**Görev Tanımı 1:**
Havalimanı işaretleri üzerine yazılmış metinde "Neden sadece Mescit yazıyorlar?" ile başlayıp "diye mi düşünüyorlar?" ifadesine kadar süren bölümü hiçbir değişiklik yapmadan yazınız.
**Görev Tanımı 2:**
Havalimanı işaretleri üzerine yazılmış metne göre aşağıdaki soruları yanıtlayınız.
(a) Türkiye'de "Dua odası" işaretinin kullanıldığı tek havalimanı hangisidir?
(b) Yazar, yalnızca "Mescit" yazılmasının nedenini ne sıklıkla düşündüğünü belirtiyor?
(c) Küresel bir havalimanı olduğunu iddia eden bir yerin, yazara göre kimlerin inançlarına saygılı olması gerekir?

**Alıntı Metin:**

________

Bir tek bizde sadece Mescit yazıyor.
Küresel bir havalimanı olduğunuzu iddia ediyorsanız, orayı kullanan bütün insanların inançlarına saygılı olmanız gerekmez mi…
Yani “Ne var bunda canım onlar da gelip Mescit’te dua etsin” demek bence, hoşgörüyü değil, olsa olsa bir bencililğin ifadesi oluyor.
Ha bu arada Dalaman Havalimanı’nı kutluyordum.
Türkiye’de bir tek orada “Dua odası” işareti kullanılıyor.

Neden sadece Mescit yazıyorlar?

Her defasında düşünüyorum.
Neden sadece Mescit yazıyorlar…
Acaba havalanının sahipleri, “Burası bizim malımız buraya kendi inancımızın işaretini koyma hakkımız var” diye mi düşünüyorlar?

________

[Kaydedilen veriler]
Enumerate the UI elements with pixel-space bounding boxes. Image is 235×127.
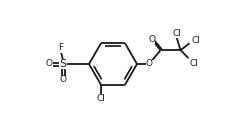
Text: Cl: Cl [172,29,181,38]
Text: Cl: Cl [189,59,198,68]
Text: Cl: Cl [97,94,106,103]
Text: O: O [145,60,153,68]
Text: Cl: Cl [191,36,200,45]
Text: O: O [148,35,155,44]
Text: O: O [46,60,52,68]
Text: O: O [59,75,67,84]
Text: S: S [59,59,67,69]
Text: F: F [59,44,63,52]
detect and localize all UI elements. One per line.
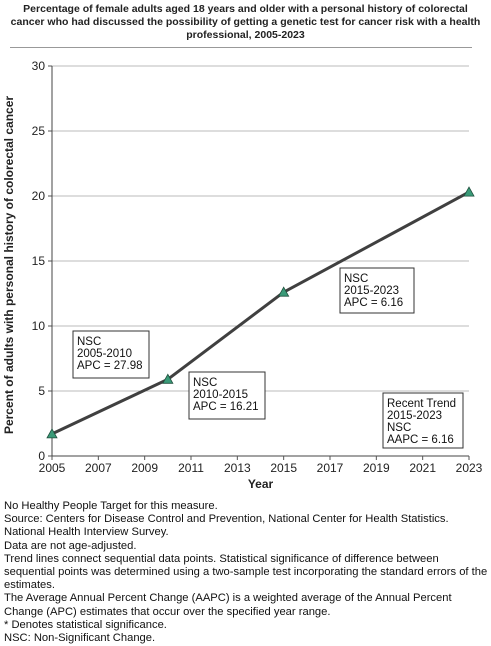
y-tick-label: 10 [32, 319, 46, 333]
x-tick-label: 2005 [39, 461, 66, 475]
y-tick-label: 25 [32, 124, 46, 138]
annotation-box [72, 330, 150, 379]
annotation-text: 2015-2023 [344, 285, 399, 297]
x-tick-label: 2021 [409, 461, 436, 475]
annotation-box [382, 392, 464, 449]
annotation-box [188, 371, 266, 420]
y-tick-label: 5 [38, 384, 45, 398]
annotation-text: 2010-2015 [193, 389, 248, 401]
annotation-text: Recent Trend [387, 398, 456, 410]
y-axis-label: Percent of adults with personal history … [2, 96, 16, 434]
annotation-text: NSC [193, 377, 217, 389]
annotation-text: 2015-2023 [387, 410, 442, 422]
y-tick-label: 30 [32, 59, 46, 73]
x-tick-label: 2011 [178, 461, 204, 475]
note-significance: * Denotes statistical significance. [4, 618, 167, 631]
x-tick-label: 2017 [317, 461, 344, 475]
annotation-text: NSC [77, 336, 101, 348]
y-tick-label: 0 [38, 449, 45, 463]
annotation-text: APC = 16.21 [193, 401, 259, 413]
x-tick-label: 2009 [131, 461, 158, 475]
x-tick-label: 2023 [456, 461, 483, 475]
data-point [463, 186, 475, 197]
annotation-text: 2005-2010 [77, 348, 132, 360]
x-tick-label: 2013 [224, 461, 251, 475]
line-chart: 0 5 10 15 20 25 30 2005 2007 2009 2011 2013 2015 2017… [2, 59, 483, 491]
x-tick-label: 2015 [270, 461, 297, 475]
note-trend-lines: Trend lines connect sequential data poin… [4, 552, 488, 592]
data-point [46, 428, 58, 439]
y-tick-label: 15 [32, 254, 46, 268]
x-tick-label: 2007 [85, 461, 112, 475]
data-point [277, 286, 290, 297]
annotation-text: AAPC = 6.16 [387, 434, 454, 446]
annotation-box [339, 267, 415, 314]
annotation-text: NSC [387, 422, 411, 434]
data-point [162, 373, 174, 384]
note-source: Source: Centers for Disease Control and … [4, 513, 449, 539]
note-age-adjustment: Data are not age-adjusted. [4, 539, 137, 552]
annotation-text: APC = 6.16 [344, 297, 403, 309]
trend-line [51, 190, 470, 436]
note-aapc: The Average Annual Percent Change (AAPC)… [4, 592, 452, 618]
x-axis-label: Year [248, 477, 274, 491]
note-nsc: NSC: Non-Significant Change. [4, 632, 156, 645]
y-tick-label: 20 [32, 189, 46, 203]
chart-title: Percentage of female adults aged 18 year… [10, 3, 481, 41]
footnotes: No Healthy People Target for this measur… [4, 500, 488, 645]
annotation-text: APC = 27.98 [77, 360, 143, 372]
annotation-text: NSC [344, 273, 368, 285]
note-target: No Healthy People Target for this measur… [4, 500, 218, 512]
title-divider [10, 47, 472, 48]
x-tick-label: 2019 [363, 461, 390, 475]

________

**Yanıt 1:**
Neden sadece Mescit yazıyorlar?

Her defasında düşünüyorum.
Neden sadece Mescit yazıyorlar…
Acaba havalanının sahipleri, “Burası bizim malımız buraya kendi inancımızın işaretini koyma hakkımız var” diye mi düşünüyorlar?

**Yanıt 2:**
(a) Dalaman Havalimanı.
(b) Her defasında.
(c) Orayı kullanan bütün insanların.